:: Goal ::
Each line containing the word "into" must be reported.

:: Data in this exercise ::
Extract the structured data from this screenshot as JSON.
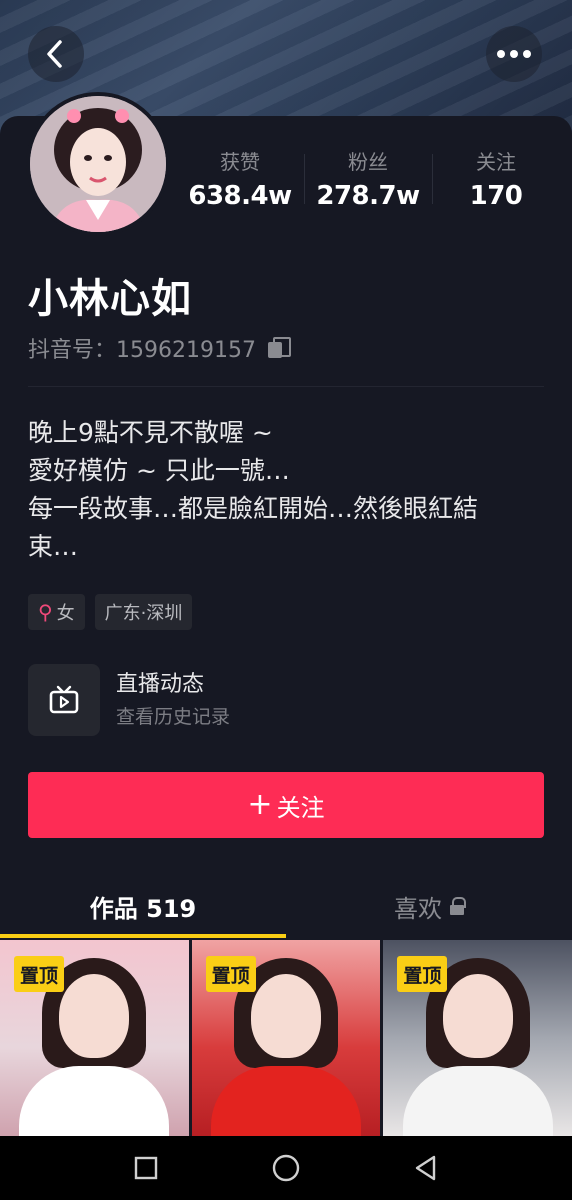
{
  "header": {
    "back_icon": "back-arrow-icon",
    "more_icon": "more-dots-icon"
  },
  "profile": {
    "avatar": "profile-avatar",
    "nickname": "小林心如",
    "douyin_id": "抖音号：1596219157",
    "stats": [
      {
        "label": "获赞",
        "value": "638.4w"
      },
      {
        "label": "粉丝",
        "value": "278.7w"
      },
      {
        "label": "关注",
        "value": "170"
      }
    ],
    "bio_lines": [
      "晚上9點不見不散喔 ~",
      "愛好模仿 ~ 只此一號…",
      "每一段故事…都是臉紅開始…然後眼紅結",
      "束…"
    ],
    "tags": {
      "gender_symbol": "⚲",
      "gender": "女",
      "location": "广东·深圳"
    }
  },
  "live": {
    "title": "直播动态",
    "subtitle": "查看历史记录"
  },
  "follow_button": {
    "plus": "+",
    "label": "关注"
  },
  "tabs": {
    "works": "作品 519",
    "likes": "喜欢"
  },
  "videos": [
    {
      "badge": "置顶"
    },
    {
      "badge": "置顶"
    },
    {
      "badge": "置顶"
    }
  ],
  "colors": {
    "background": "#161823",
    "accent": "#fe2c55",
    "pin_badge": "#face15",
    "muted_text": "#8a8b91"
  }
}
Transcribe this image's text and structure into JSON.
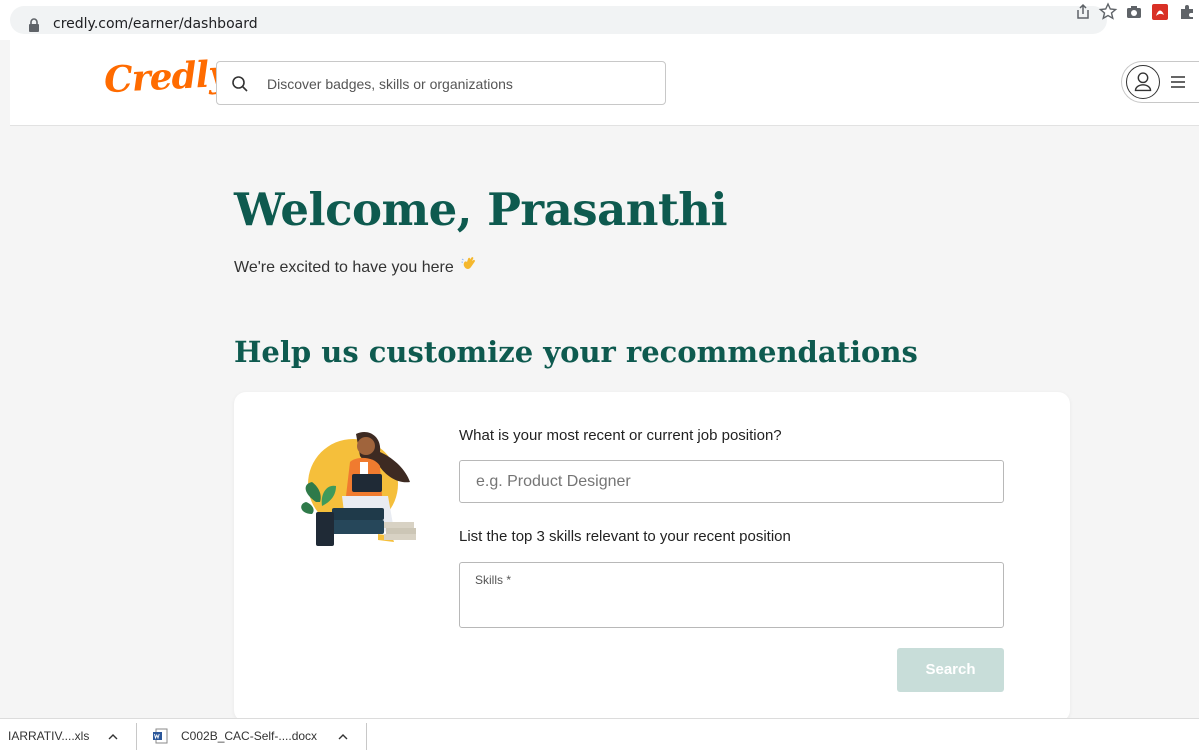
{
  "browser": {
    "url": "credly.com/earner/dashboard",
    "icons": [
      "lock-icon",
      "share-icon",
      "star-icon",
      "camera-icon",
      "pdf-icon",
      "puzzle-icon"
    ]
  },
  "header": {
    "logo": "Credly",
    "search_placeholder": "Discover badges, skills or organizations"
  },
  "main": {
    "welcome_title": "Welcome, Prasanthi",
    "welcome_subtitle": "We're excited to have you here",
    "section_title": "Help us customize your recommendations",
    "form": {
      "job_question": "What is your most recent or current job position?",
      "job_placeholder": "e.g. Product Designer",
      "skills_question": "List the top 3 skills relevant to your recent position",
      "skills_label": "Skills *",
      "search_button": "Search"
    }
  },
  "downloads": {
    "items": [
      "IARRATIV....xls",
      "C002B_CAC-Self-....docx"
    ]
  },
  "colors": {
    "brand_orange": "#ff6b00",
    "heading_green": "#0e5a4f",
    "button_disabled": "#c8ddd9"
  }
}
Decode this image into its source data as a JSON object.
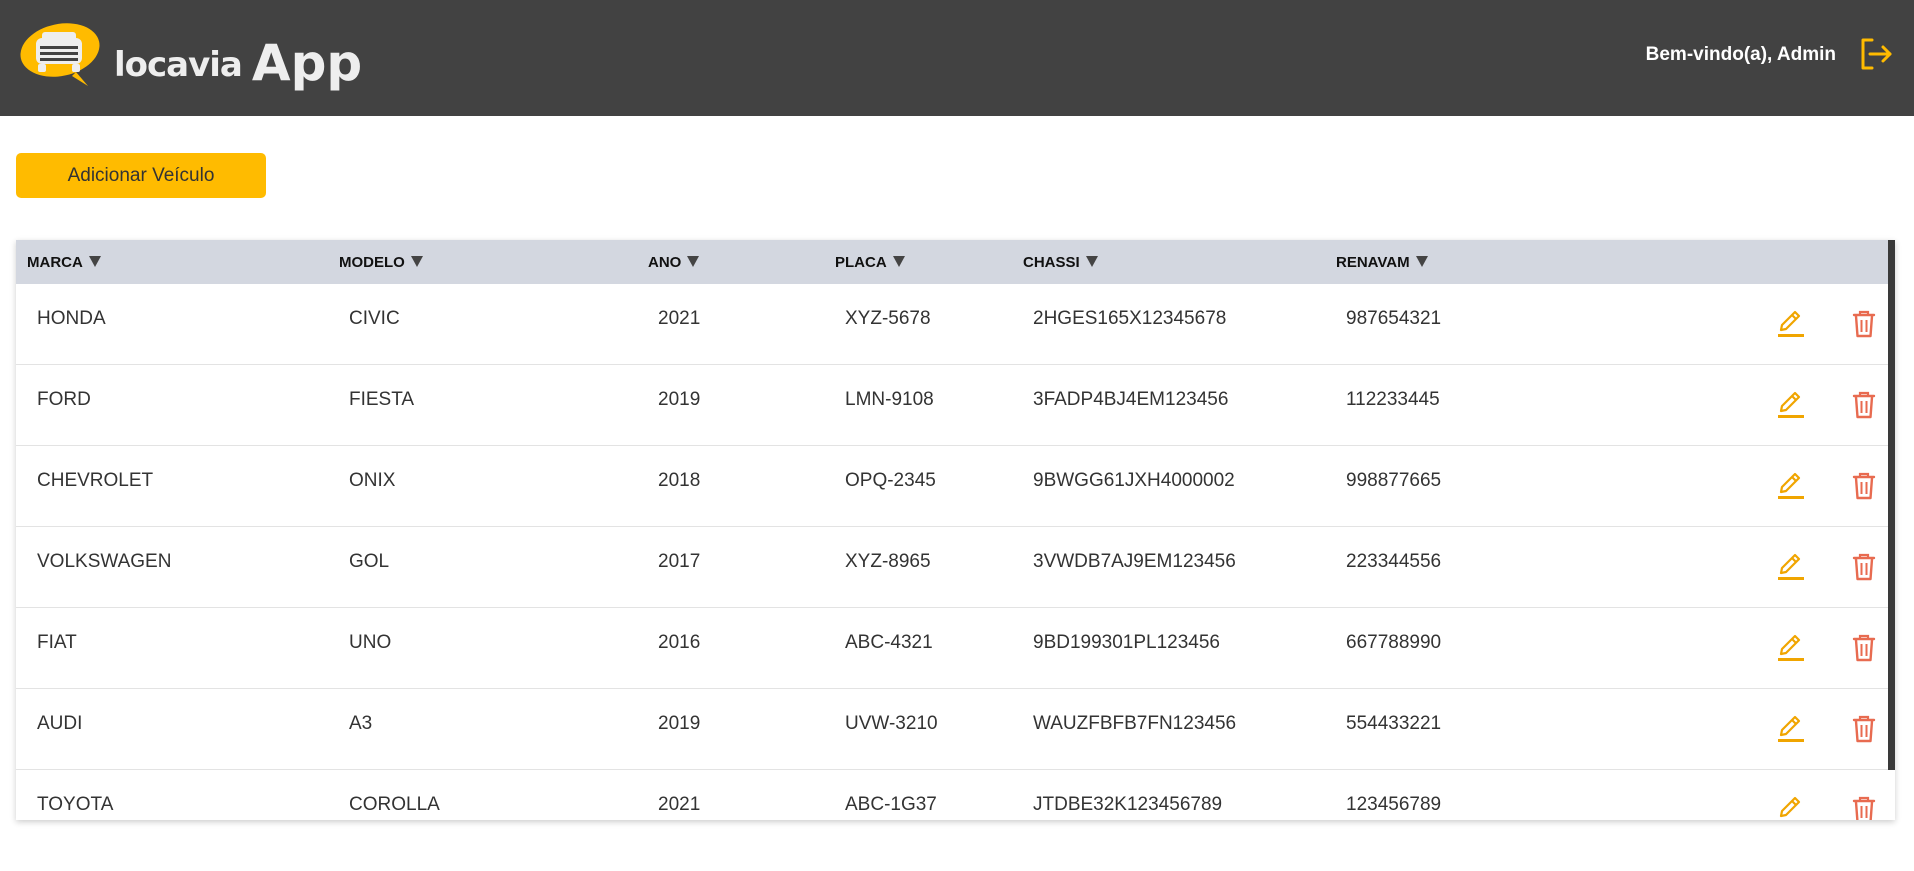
{
  "app": {
    "brand": "locavia",
    "suffix": "App",
    "welcome": "Bem-vindo(a), Admin"
  },
  "colors": {
    "accent": "#ffbb00",
    "topbar": "#424242",
    "header_bg": "#d3d7e0",
    "edit_icon": "#f0a500",
    "delete_icon": "#e86b50"
  },
  "actions": {
    "add_label": "Adicionar Veículo"
  },
  "table": {
    "columns": [
      "MARCA",
      "MODELO",
      "ANO",
      "PLACA",
      "CHASSI",
      "RENAVAM"
    ],
    "rows": [
      [
        "HONDA",
        "CIVIC",
        "2021",
        "XYZ-5678",
        "2HGES165X12345678",
        "987654321"
      ],
      [
        "FORD",
        "FIESTA",
        "2019",
        "LMN-9108",
        "3FADP4BJ4EM123456",
        "112233445"
      ],
      [
        "CHEVROLET",
        "ONIX",
        "2018",
        "OPQ-2345",
        "9BWGG61JXH4000002",
        "998877665"
      ],
      [
        "VOLKSWAGEN",
        "GOL",
        "2017",
        "XYZ-8965",
        "3VWDB7AJ9EM123456",
        "223344556"
      ],
      [
        "FIAT",
        "UNO",
        "2016",
        "ABC-4321",
        "9BD199301PL123456",
        "667788990"
      ],
      [
        "AUDI",
        "A3",
        "2019",
        "UVW-3210",
        "WAUZFBFB7FN123456",
        "554433221"
      ],
      [
        "TOYOTA",
        "COROLLA",
        "2021",
        "ABC-1G37",
        "JTDBE32K123456789",
        "123456789"
      ]
    ],
    "row_icons": {
      "edit": "pencil-icon",
      "delete": "trash-icon"
    }
  }
}
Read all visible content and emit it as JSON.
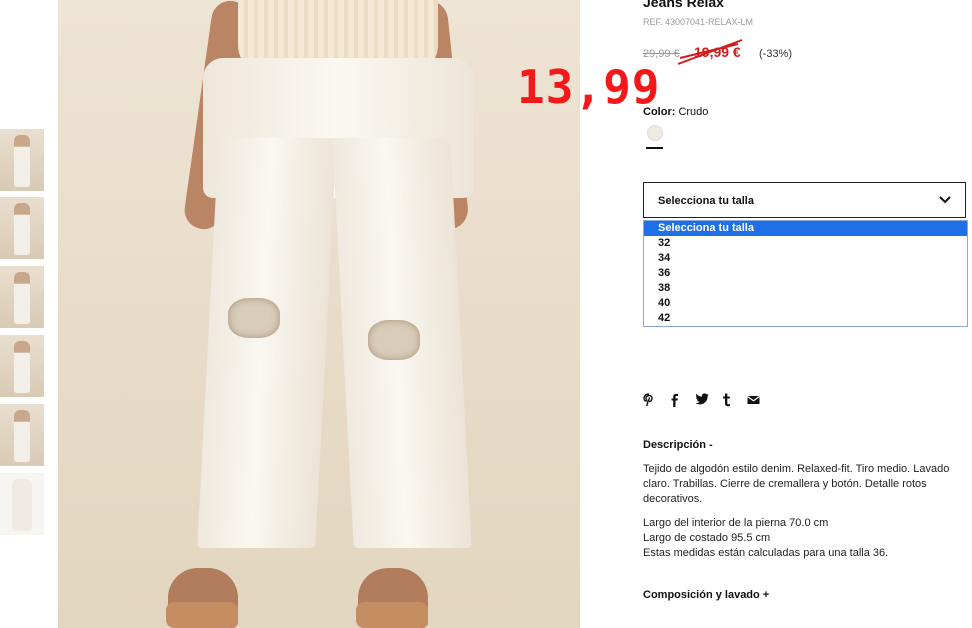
{
  "product": {
    "title": "Jeans Relax",
    "ref": "REF. 43007041-RELAX-LM",
    "old_price": "29,99 €",
    "sale_price": "19,99 €",
    "discount": "(-33%)",
    "overlay_price": "13,99",
    "color_label": "Color:",
    "color_value": "Crudo",
    "swatch_color": "#efeae0"
  },
  "size_select": {
    "selected": "Selecciona tu talla",
    "options": [
      "Selecciona tu talla",
      "32",
      "34",
      "36",
      "38",
      "40",
      "42"
    ]
  },
  "share_icons": [
    "pinterest-icon",
    "facebook-icon",
    "twitter-icon",
    "tumblr-icon",
    "mail-icon"
  ],
  "description": {
    "heading": "Descripción -",
    "paragraph1": "Tejido de algodón estilo denim. Relaxed-fit. Tiro medio. Lavado claro. Trabillas. Cierre de cremallera y botón. Detalle rotos decorativos.",
    "line1": "Largo del interior de la pierna 70.0 cm",
    "line2": "Largo de costado 95.5 cm",
    "line3": "Estas medidas están calculadas para una talla 36."
  },
  "composition": {
    "heading": "Composición y lavado +"
  },
  "colors": {
    "sale_red": "#d31b1b",
    "overlay_red": "#f51818",
    "highlight_blue": "#1e6fe8"
  }
}
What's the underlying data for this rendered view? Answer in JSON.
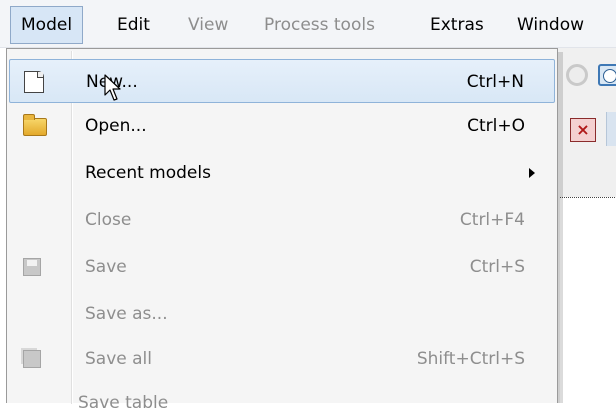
{
  "menubar": {
    "items": [
      {
        "label": "Model",
        "state": "open"
      },
      {
        "label": "Edit",
        "state": "enabled"
      },
      {
        "label": "View",
        "state": "disabled"
      },
      {
        "label": "Process tools",
        "state": "disabled"
      },
      {
        "label": "Extras",
        "state": "enabled"
      },
      {
        "label": "Window",
        "state": "enabled"
      }
    ]
  },
  "model_menu": {
    "items": [
      {
        "label": "New...",
        "shortcut": "Ctrl+N",
        "icon": "new-document-icon",
        "state": "highlighted"
      },
      {
        "label": "Open...",
        "shortcut": "Ctrl+O",
        "icon": "open-folder-icon",
        "state": "enabled"
      },
      {
        "label": "Recent models",
        "shortcut": "",
        "icon": "",
        "state": "enabled",
        "submenu": true
      },
      {
        "label": "Close",
        "shortcut": "Ctrl+F4",
        "icon": "",
        "state": "disabled"
      },
      {
        "label": "Save",
        "shortcut": "Ctrl+S",
        "icon": "save-icon",
        "state": "disabled"
      },
      {
        "label": "Save as...",
        "shortcut": "",
        "icon": "",
        "state": "disabled"
      },
      {
        "label": "Save all",
        "shortcut": "Shift+Ctrl+S",
        "icon": "save-all-icon",
        "state": "disabled"
      }
    ],
    "partial_item_label": "Save table"
  },
  "colors": {
    "menubar_bg": "#f3f5f8",
    "open_menu_bg": "#d7e6f6",
    "highlight_border": "#8fb3d9",
    "disabled_text": "#8e8e8e"
  }
}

:: Task result ::
Transcribe this image's text and structure into JSON.
Decode this image into its source data as a JSON object.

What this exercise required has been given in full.